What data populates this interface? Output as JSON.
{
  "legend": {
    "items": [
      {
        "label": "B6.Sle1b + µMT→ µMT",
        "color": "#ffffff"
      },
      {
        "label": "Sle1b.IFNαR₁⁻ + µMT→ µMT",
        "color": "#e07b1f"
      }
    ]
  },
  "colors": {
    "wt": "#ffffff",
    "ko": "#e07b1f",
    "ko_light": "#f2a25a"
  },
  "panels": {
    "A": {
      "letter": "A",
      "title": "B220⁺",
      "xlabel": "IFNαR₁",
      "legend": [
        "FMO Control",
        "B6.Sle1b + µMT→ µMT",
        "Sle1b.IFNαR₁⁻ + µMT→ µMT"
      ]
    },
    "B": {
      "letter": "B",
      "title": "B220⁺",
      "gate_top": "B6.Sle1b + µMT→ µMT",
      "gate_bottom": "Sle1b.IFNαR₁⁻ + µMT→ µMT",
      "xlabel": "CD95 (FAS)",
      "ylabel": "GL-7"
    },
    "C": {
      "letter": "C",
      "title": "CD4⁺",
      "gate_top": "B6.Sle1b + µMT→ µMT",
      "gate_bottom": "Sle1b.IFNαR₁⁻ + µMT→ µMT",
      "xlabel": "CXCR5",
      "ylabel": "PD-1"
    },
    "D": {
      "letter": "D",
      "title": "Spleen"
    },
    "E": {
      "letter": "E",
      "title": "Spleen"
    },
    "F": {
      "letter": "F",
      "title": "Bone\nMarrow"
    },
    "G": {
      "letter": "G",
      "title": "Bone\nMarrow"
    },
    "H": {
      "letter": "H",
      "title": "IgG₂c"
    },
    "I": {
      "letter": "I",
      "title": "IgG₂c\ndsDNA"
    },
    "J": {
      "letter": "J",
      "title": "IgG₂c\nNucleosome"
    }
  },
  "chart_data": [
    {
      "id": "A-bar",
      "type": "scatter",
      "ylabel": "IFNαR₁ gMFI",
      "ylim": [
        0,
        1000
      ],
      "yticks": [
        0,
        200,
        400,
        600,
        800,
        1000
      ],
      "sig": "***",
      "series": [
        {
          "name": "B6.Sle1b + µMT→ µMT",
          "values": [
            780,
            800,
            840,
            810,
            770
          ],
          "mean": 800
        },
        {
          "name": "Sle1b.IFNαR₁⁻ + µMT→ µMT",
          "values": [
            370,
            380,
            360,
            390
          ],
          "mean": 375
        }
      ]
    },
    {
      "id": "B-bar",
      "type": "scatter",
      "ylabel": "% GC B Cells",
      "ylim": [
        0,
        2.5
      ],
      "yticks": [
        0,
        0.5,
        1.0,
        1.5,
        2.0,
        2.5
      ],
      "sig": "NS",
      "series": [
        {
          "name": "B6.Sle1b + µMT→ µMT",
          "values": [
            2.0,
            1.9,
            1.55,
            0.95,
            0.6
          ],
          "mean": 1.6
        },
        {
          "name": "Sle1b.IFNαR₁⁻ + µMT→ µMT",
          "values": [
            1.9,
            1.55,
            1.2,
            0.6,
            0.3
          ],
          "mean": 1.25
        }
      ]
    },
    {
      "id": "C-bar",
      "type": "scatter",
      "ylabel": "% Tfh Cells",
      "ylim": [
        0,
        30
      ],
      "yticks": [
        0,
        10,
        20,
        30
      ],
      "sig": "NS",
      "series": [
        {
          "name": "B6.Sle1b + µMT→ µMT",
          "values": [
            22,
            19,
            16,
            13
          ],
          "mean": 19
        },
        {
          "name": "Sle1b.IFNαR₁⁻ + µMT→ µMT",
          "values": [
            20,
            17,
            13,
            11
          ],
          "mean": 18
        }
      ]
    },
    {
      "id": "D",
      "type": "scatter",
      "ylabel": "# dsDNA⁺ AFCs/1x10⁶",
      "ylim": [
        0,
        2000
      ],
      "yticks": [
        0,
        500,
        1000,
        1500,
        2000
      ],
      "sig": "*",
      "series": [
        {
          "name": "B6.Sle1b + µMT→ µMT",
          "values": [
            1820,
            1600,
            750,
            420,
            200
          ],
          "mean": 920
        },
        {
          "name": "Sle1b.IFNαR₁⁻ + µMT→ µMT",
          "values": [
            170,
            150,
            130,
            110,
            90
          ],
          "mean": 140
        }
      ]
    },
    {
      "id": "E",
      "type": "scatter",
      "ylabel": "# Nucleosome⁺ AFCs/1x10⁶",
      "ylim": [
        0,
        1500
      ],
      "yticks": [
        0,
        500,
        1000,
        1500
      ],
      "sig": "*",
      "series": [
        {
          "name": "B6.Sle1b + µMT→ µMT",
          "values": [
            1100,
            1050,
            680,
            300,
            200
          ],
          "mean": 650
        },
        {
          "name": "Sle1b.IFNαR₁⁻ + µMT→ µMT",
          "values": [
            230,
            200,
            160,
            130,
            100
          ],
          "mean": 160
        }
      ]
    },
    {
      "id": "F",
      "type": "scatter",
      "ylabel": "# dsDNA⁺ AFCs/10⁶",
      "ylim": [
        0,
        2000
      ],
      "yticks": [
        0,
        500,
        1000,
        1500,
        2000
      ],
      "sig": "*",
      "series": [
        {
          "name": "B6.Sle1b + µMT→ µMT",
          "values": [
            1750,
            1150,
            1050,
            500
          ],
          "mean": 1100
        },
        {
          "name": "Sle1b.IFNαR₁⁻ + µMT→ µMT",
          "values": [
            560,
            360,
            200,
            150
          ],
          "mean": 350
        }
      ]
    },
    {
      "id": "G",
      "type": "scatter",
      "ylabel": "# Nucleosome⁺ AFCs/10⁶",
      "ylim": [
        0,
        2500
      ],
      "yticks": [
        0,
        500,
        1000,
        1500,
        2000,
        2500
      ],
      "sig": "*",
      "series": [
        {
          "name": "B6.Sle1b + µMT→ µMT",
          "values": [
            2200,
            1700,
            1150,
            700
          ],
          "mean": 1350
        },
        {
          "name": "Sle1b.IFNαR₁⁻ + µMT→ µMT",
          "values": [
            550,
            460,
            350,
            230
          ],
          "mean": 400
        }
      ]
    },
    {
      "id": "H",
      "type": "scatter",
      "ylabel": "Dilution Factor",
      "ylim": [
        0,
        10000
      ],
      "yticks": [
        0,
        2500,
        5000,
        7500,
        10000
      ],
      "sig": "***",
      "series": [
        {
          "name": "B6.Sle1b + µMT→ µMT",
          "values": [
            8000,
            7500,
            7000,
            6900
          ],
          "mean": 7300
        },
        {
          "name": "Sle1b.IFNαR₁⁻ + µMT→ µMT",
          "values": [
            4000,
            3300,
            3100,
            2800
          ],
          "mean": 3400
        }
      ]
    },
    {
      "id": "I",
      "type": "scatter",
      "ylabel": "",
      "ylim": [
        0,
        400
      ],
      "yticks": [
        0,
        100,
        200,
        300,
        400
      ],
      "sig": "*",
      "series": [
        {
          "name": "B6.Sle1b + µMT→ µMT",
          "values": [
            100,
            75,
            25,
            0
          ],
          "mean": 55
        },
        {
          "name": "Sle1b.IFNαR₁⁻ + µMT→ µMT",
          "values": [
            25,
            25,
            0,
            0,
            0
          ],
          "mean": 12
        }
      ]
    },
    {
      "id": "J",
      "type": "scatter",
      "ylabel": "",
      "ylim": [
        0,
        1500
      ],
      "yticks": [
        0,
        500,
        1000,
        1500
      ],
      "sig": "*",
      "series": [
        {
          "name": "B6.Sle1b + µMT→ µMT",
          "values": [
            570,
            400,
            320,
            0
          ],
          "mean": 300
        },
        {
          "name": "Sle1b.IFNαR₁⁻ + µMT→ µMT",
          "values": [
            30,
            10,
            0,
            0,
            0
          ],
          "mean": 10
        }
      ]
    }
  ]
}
__________________________________________________
• **WORK ITEM**
I would like you to output every record exactly as written.

• **ANSWER SPACE**
What data populates this interface? Output as JSON.
{
  "legend": {
    "items": [
      {
        "label": "B6.Sle1b + µMT→ µMT",
        "color": "#ffffff"
      },
      {
        "label": "Sle1b.IFNαR₁⁻ + µMT→ µMT",
        "color": "#e07b1f"
      }
    ]
  },
  "colors": {
    "wt": "#ffffff",
    "ko": "#e07b1f",
    "ko_light": "#f2a25a"
  },
  "panels": {
    "A": {
      "letter": "A",
      "title": "B220⁺",
      "xlabel": "IFNαR₁",
      "legend": [
        "FMO Control",
        "B6.Sle1b + µMT→ µMT",
        "Sle1b.IFNαR₁⁻ + µMT→ µMT"
      ]
    },
    "B": {
      "letter": "B",
      "title": "B220⁺",
      "gate_top": "B6.Sle1b + µMT→ µMT",
      "gate_bottom": "Sle1b.IFNαR₁⁻ + µMT→ µMT",
      "xlabel": "CD95 (FAS)",
      "ylabel": "GL-7"
    },
    "C": {
      "letter": "C",
      "title": "CD4⁺",
      "gate_top": "B6.Sle1b + µMT→ µMT",
      "gate_bottom": "Sle1b.IFNαR₁⁻ + µMT→ µMT",
      "xlabel": "CXCR5",
      "ylabel": "PD-1"
    },
    "D": {
      "letter": "D",
      "title": "Spleen"
    },
    "E": {
      "letter": "E",
      "title": "Spleen"
    },
    "F": {
      "letter": "F",
      "title": "Bone\nMarrow"
    },
    "G": {
      "letter": "G",
      "title": "Bone\nMarrow"
    },
    "H": {
      "letter": "H",
      "title": "IgG₂c"
    },
    "I": {
      "letter": "I",
      "title": "IgG₂c\ndsDNA"
    },
    "J": {
      "letter": "J",
      "title": "IgG₂c\nNucleosome"
    }
  },
  "chart_data": [
    {
      "id": "A-bar",
      "type": "scatter",
      "ylabel": "IFNαR₁ gMFI",
      "ylim": [
        0,
        1000
      ],
      "yticks": [
        0,
        200,
        400,
        600,
        800,
        1000
      ],
      "sig": "***",
      "series": [
        {
          "name": "B6.Sle1b + µMT→ µMT",
          "values": [
            780,
            800,
            840,
            810,
            770
          ],
          "mean": 800
        },
        {
          "name": "Sle1b.IFNαR₁⁻ + µMT→ µMT",
          "values": [
            370,
            380,
            360,
            390
          ],
          "mean": 375
        }
      ]
    },
    {
      "id": "B-bar",
      "type": "scatter",
      "ylabel": "% GC B Cells",
      "ylim": [
        0,
        2.5
      ],
      "yticks": [
        0,
        0.5,
        1.0,
        1.5,
        2.0,
        2.5
      ],
      "sig": "NS",
      "series": [
        {
          "name": "B6.Sle1b + µMT→ µMT",
          "values": [
            2.0,
            1.9,
            1.55,
            0.95,
            0.6
          ],
          "mean": 1.6
        },
        {
          "name": "Sle1b.IFNαR₁⁻ + µMT→ µMT",
          "values": [
            1.9,
            1.55,
            1.2,
            0.6,
            0.3
          ],
          "mean": 1.25
        }
      ]
    },
    {
      "id": "C-bar",
      "type": "scatter",
      "ylabel": "% Tfh Cells",
      "ylim": [
        0,
        30
      ],
      "yticks": [
        0,
        10,
        20,
        30
      ],
      "sig": "NS",
      "series": [
        {
          "name": "B6.Sle1b + µMT→ µMT",
          "values": [
            22,
            19,
            16,
            13
          ],
          "mean": 19
        },
        {
          "name": "Sle1b.IFNαR₁⁻ + µMT→ µMT",
          "values": [
            20,
            17,
            13,
            11
          ],
          "mean": 18
        }
      ]
    },
    {
      "id": "D",
      "type": "scatter",
      "ylabel": "# dsDNA⁺ AFCs/1x10⁶",
      "ylim": [
        0,
        2000
      ],
      "yticks": [
        0,
        500,
        1000,
        1500,
        2000
      ],
      "sig": "*",
      "series": [
        {
          "name": "B6.Sle1b + µMT→ µMT",
          "values": [
            1820,
            1600,
            750,
            420,
            200
          ],
          "mean": 920
        },
        {
          "name": "Sle1b.IFNαR₁⁻ + µMT→ µMT",
          "values": [
            170,
            150,
            130,
            110,
            90
          ],
          "mean": 140
        }
      ]
    },
    {
      "id": "E",
      "type": "scatter",
      "ylabel": "# Nucleosome⁺ AFCs/1x10⁶",
      "ylim": [
        0,
        1500
      ],
      "yticks": [
        0,
        500,
        1000,
        1500
      ],
      "sig": "*",
      "series": [
        {
          "name": "B6.Sle1b + µMT→ µMT",
          "values": [
            1100,
            1050,
            680,
            300,
            200
          ],
          "mean": 650
        },
        {
          "name": "Sle1b.IFNαR₁⁻ + µMT→ µMT",
          "values": [
            230,
            200,
            160,
            130,
            100
          ],
          "mean": 160
        }
      ]
    },
    {
      "id": "F",
      "type": "scatter",
      "ylabel": "# dsDNA⁺ AFCs/10⁶",
      "ylim": [
        0,
        2000
      ],
      "yticks": [
        0,
        500,
        1000,
        1500,
        2000
      ],
      "sig": "*",
      "series": [
        {
          "name": "B6.Sle1b + µMT→ µMT",
          "values": [
            1750,
            1150,
            1050,
            500
          ],
          "mean": 1100
        },
        {
          "name": "Sle1b.IFNαR₁⁻ + µMT→ µMT",
          "values": [
            560,
            360,
            200,
            150
          ],
          "mean": 350
        }
      ]
    },
    {
      "id": "G",
      "type": "scatter",
      "ylabel": "# Nucleosome⁺ AFCs/10⁶",
      "ylim": [
        0,
        2500
      ],
      "yticks": [
        0,
        500,
        1000,
        1500,
        2000,
        2500
      ],
      "sig": "*",
      "series": [
        {
          "name": "B6.Sle1b + µMT→ µMT",
          "values": [
            2200,
            1700,
            1150,
            700
          ],
          "mean": 1350
        },
        {
          "name": "Sle1b.IFNαR₁⁻ + µMT→ µMT",
          "values": [
            550,
            460,
            350,
            230
          ],
          "mean": 400
        }
      ]
    },
    {
      "id": "H",
      "type": "scatter",
      "ylabel": "Dilution Factor",
      "ylim": [
        0,
        10000
      ],
      "yticks": [
        0,
        2500,
        5000,
        7500,
        10000
      ],
      "sig": "***",
      "series": [
        {
          "name": "B6.Sle1b + µMT→ µMT",
          "values": [
            8000,
            7500,
            7000,
            6900
          ],
          "mean": 7300
        },
        {
          "name": "Sle1b.IFNαR₁⁻ + µMT→ µMT",
          "values": [
            4000,
            3300,
            3100,
            2800
          ],
          "mean": 3400
        }
      ]
    },
    {
      "id": "I",
      "type": "scatter",
      "ylabel": "",
      "ylim": [
        0,
        400
      ],
      "yticks": [
        0,
        100,
        200,
        300,
        400
      ],
      "sig": "*",
      "series": [
        {
          "name": "B6.Sle1b + µMT→ µMT",
          "values": [
            100,
            75,
            25,
            0
          ],
          "mean": 55
        },
        {
          "name": "Sle1b.IFNαR₁⁻ + µMT→ µMT",
          "values": [
            25,
            25,
            0,
            0,
            0
          ],
          "mean": 12
        }
      ]
    },
    {
      "id": "J",
      "type": "scatter",
      "ylabel": "",
      "ylim": [
        0,
        1500
      ],
      "yticks": [
        0,
        500,
        1000,
        1500
      ],
      "sig": "*",
      "series": [
        {
          "name": "B6.Sle1b + µMT→ µMT",
          "values": [
            570,
            400,
            320,
            0
          ],
          "mean": 300
        },
        {
          "name": "Sle1b.IFNαR₁⁻ + µMT→ µMT",
          "values": [
            30,
            10,
            0,
            0,
            0
          ],
          "mean": 10
        }
      ]
    }
  ]
}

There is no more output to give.